Stored items from a collection:
########################################

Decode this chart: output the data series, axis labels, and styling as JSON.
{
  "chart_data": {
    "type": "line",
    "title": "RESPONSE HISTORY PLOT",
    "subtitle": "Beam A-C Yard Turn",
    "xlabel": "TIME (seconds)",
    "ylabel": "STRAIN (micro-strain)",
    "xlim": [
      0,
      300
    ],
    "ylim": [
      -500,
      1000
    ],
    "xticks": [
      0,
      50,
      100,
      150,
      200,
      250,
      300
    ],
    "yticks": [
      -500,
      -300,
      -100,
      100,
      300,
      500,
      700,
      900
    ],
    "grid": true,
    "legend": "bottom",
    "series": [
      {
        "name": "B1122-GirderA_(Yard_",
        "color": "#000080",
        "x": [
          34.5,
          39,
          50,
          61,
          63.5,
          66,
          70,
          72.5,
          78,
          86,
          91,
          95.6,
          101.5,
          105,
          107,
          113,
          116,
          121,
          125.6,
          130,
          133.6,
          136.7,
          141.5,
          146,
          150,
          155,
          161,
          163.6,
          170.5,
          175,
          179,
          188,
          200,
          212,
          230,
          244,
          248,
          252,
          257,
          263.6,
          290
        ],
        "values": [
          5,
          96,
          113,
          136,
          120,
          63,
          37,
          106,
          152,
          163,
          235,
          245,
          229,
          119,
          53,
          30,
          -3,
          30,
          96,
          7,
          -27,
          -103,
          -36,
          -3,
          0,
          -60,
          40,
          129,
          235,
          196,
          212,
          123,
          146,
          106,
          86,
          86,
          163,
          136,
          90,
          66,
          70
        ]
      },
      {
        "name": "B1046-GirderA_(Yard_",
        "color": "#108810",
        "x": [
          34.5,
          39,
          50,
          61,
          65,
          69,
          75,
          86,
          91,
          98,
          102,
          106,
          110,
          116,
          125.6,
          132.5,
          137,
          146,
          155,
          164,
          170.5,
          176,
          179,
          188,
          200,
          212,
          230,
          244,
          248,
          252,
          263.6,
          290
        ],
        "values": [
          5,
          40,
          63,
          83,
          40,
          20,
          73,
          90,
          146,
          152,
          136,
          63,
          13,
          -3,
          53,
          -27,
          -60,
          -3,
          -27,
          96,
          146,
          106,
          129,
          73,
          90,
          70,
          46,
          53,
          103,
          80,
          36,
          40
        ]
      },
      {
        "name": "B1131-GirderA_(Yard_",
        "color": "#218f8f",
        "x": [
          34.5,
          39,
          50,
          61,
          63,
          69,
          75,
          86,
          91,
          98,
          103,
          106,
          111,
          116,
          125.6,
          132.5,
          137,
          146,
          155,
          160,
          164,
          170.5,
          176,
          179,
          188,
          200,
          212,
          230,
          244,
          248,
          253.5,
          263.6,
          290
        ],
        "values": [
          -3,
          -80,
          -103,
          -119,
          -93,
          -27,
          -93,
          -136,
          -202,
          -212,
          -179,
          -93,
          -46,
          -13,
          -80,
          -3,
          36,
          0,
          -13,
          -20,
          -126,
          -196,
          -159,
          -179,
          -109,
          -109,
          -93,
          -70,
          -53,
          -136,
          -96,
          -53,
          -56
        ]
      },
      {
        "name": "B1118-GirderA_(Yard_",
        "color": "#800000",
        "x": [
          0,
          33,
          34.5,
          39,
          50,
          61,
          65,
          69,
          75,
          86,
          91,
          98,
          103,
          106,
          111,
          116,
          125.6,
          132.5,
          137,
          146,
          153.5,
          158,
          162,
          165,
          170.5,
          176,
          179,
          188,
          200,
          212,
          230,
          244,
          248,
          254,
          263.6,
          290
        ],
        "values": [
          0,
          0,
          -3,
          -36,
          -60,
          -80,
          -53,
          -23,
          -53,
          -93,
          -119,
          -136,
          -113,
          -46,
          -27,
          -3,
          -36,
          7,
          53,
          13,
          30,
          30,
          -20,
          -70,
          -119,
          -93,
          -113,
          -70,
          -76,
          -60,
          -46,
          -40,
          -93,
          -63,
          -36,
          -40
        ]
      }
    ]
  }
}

########################################

• WORK TO COMPLETE:
Restate the data above exactly, keeping each word as it stands.

• COMPLETE ANSWER:
Decode this chart: output the data series, axis labels, and styling as JSON.
{
  "chart_data": {
    "type": "line",
    "title": "RESPONSE HISTORY PLOT",
    "subtitle": "Beam A-C Yard Turn",
    "xlabel": "TIME (seconds)",
    "ylabel": "STRAIN (micro-strain)",
    "xlim": [
      0,
      300
    ],
    "ylim": [
      -500,
      1000
    ],
    "xticks": [
      0,
      50,
      100,
      150,
      200,
      250,
      300
    ],
    "yticks": [
      -500,
      -300,
      -100,
      100,
      300,
      500,
      700,
      900
    ],
    "grid": true,
    "legend": "bottom",
    "series": [
      {
        "name": "B1122-GirderA_(Yard_",
        "color": "#000080",
        "x": [
          34.5,
          39,
          50,
          61,
          63.5,
          66,
          70,
          72.5,
          78,
          86,
          91,
          95.6,
          101.5,
          105,
          107,
          113,
          116,
          121,
          125.6,
          130,
          133.6,
          136.7,
          141.5,
          146,
          150,
          155,
          161,
          163.6,
          170.5,
          175,
          179,
          188,
          200,
          212,
          230,
          244,
          248,
          252,
          257,
          263.6,
          290
        ],
        "values": [
          5,
          96,
          113,
          136,
          120,
          63,
          37,
          106,
          152,
          163,
          235,
          245,
          229,
          119,
          53,
          30,
          -3,
          30,
          96,
          7,
          -27,
          -103,
          -36,
          -3,
          0,
          -60,
          40,
          129,
          235,
          196,
          212,
          123,
          146,
          106,
          86,
          86,
          163,
          136,
          90,
          66,
          70
        ]
      },
      {
        "name": "B1046-GirderA_(Yard_",
        "color": "#108810",
        "x": [
          34.5,
          39,
          50,
          61,
          65,
          69,
          75,
          86,
          91,
          98,
          102,
          106,
          110,
          116,
          125.6,
          132.5,
          137,
          146,
          155,
          164,
          170.5,
          176,
          179,
          188,
          200,
          212,
          230,
          244,
          248,
          252,
          263.6,
          290
        ],
        "values": [
          5,
          40,
          63,
          83,
          40,
          20,
          73,
          90,
          146,
          152,
          136,
          63,
          13,
          -3,
          53,
          -27,
          -60,
          -3,
          -27,
          96,
          146,
          106,
          129,
          73,
          90,
          70,
          46,
          53,
          103,
          80,
          36,
          40
        ]
      },
      {
        "name": "B1131-GirderA_(Yard_",
        "color": "#218f8f",
        "x": [
          34.5,
          39,
          50,
          61,
          63,
          69,
          75,
          86,
          91,
          98,
          103,
          106,
          111,
          116,
          125.6,
          132.5,
          137,
          146,
          155,
          160,
          164,
          170.5,
          176,
          179,
          188,
          200,
          212,
          230,
          244,
          248,
          253.5,
          263.6,
          290
        ],
        "values": [
          -3,
          -80,
          -103,
          -119,
          -93,
          -27,
          -93,
          -136,
          -202,
          -212,
          -179,
          -93,
          -46,
          -13,
          -80,
          -3,
          36,
          0,
          -13,
          -20,
          -126,
          -196,
          -159,
          -179,
          -109,
          -109,
          -93,
          -70,
          -53,
          -136,
          -96,
          -53,
          -56
        ]
      },
      {
        "name": "B1118-GirderA_(Yard_",
        "color": "#800000",
        "x": [
          0,
          33,
          34.5,
          39,
          50,
          61,
          65,
          69,
          75,
          86,
          91,
          98,
          103,
          106,
          111,
          116,
          125.6,
          132.5,
          137,
          146,
          153.5,
          158,
          162,
          165,
          170.5,
          176,
          179,
          188,
          200,
          212,
          230,
          244,
          248,
          254,
          263.6,
          290
        ],
        "values": [
          0,
          0,
          -3,
          -36,
          -60,
          -80,
          -53,
          -23,
          -53,
          -93,
          -119,
          -136,
          -113,
          -46,
          -27,
          -3,
          -36,
          7,
          53,
          13,
          30,
          30,
          -20,
          -70,
          -119,
          -93,
          -113,
          -70,
          -76,
          -60,
          -46,
          -40,
          -93,
          -63,
          -36,
          -40
        ]
      }
    ]
  }
}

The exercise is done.